Supplied data:
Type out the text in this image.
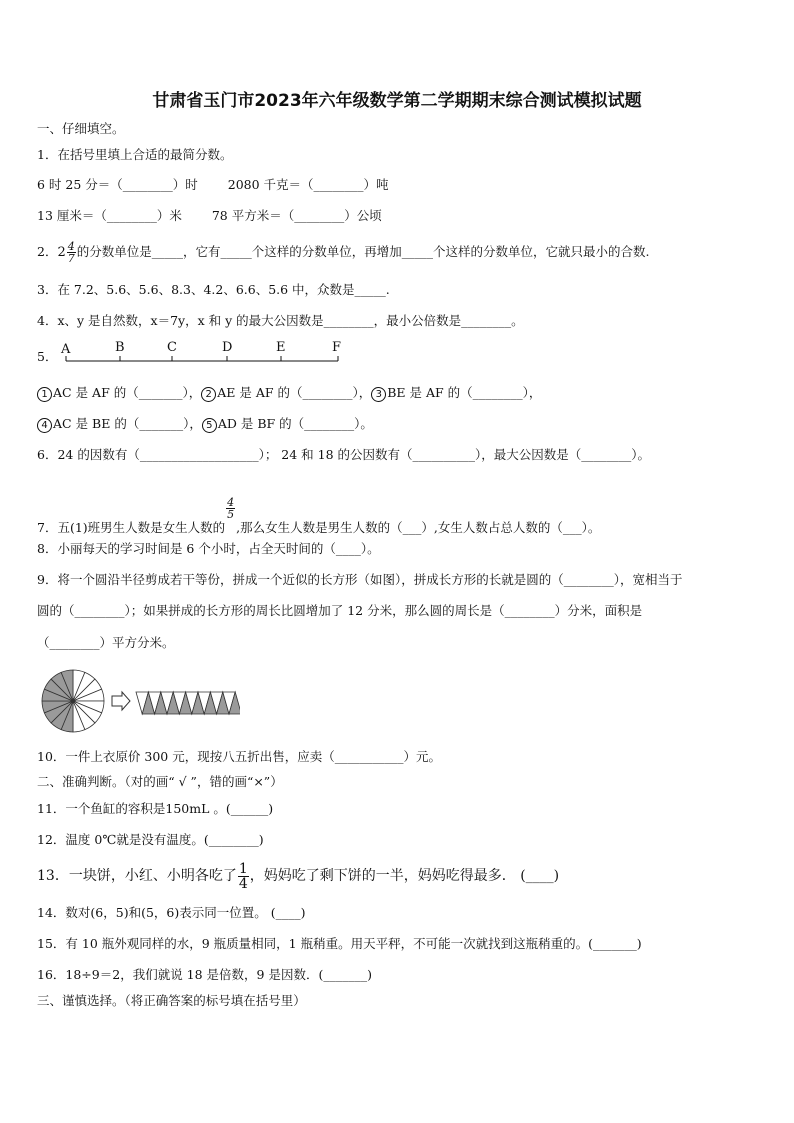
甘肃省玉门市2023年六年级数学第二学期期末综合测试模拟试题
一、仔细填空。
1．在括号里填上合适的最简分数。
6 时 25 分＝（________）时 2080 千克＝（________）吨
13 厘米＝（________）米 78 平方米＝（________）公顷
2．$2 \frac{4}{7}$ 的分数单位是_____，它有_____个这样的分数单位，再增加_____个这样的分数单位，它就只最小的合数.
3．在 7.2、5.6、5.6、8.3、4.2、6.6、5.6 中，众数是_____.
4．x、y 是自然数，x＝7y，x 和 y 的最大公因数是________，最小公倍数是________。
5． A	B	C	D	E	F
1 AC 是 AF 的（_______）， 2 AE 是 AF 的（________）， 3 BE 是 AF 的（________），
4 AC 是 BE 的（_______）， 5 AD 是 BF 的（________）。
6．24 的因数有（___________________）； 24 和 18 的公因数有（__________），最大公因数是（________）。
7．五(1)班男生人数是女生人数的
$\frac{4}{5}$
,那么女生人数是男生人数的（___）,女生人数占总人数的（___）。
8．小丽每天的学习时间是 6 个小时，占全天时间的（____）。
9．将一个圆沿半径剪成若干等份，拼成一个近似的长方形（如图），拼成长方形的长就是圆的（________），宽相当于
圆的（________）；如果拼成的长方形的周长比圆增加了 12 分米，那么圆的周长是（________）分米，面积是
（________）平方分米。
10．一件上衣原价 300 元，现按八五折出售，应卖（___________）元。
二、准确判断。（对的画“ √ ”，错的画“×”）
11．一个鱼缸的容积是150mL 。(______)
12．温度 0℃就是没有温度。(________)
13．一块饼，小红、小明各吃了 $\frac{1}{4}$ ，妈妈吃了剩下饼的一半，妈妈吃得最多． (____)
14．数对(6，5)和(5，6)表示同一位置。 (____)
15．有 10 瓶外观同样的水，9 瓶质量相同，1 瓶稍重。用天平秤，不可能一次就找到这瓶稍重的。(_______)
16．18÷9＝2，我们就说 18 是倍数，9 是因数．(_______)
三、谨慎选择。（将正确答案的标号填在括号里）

...

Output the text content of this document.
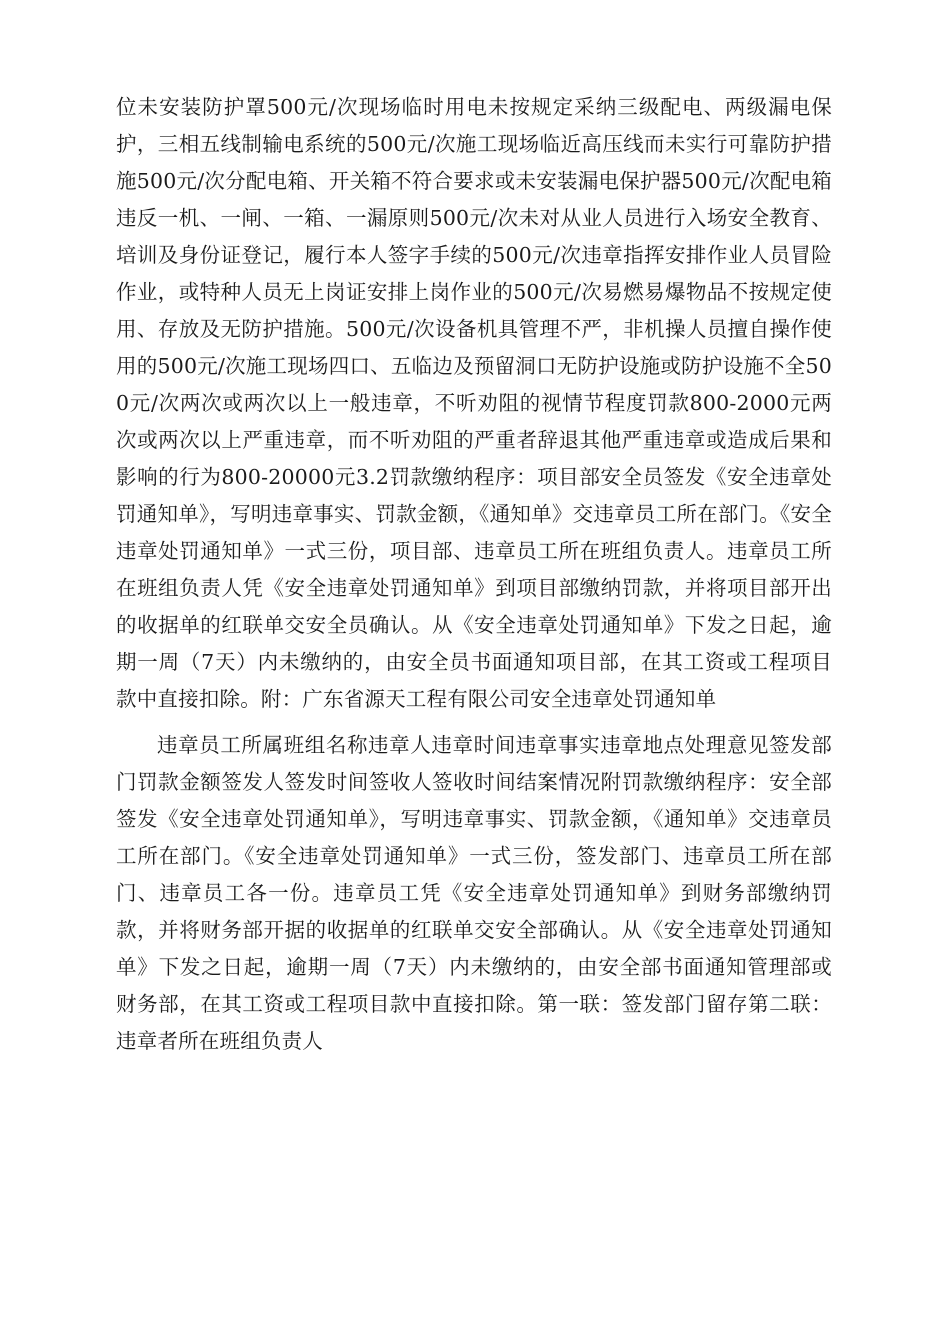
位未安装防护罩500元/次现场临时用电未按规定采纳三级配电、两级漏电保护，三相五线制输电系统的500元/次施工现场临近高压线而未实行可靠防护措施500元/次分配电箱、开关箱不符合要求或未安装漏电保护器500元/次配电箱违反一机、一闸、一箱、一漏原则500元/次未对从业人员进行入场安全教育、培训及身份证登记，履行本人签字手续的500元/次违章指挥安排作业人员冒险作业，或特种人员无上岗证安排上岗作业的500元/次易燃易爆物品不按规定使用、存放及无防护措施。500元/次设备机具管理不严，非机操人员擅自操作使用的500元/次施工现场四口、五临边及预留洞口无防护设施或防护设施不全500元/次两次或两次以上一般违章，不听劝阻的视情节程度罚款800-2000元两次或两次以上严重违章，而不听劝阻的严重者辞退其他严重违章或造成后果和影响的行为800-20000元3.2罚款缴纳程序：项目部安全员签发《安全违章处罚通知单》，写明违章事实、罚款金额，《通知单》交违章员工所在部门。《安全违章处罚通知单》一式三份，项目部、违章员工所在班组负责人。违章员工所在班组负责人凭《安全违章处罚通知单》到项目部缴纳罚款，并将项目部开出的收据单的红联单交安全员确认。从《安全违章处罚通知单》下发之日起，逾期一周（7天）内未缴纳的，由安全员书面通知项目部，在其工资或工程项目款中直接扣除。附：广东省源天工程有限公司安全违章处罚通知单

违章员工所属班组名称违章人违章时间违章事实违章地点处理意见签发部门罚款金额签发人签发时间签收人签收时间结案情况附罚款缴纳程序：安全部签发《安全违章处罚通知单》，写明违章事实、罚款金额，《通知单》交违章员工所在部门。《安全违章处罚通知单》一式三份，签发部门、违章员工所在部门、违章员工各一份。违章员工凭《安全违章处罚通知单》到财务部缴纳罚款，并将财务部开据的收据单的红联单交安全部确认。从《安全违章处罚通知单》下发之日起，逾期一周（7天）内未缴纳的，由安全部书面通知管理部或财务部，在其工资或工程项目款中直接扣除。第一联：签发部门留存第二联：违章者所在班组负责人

What is needed: Copy every single line of the material above that holds "text".

Correct response:
Type out the text in this image.
Output the text content of this document.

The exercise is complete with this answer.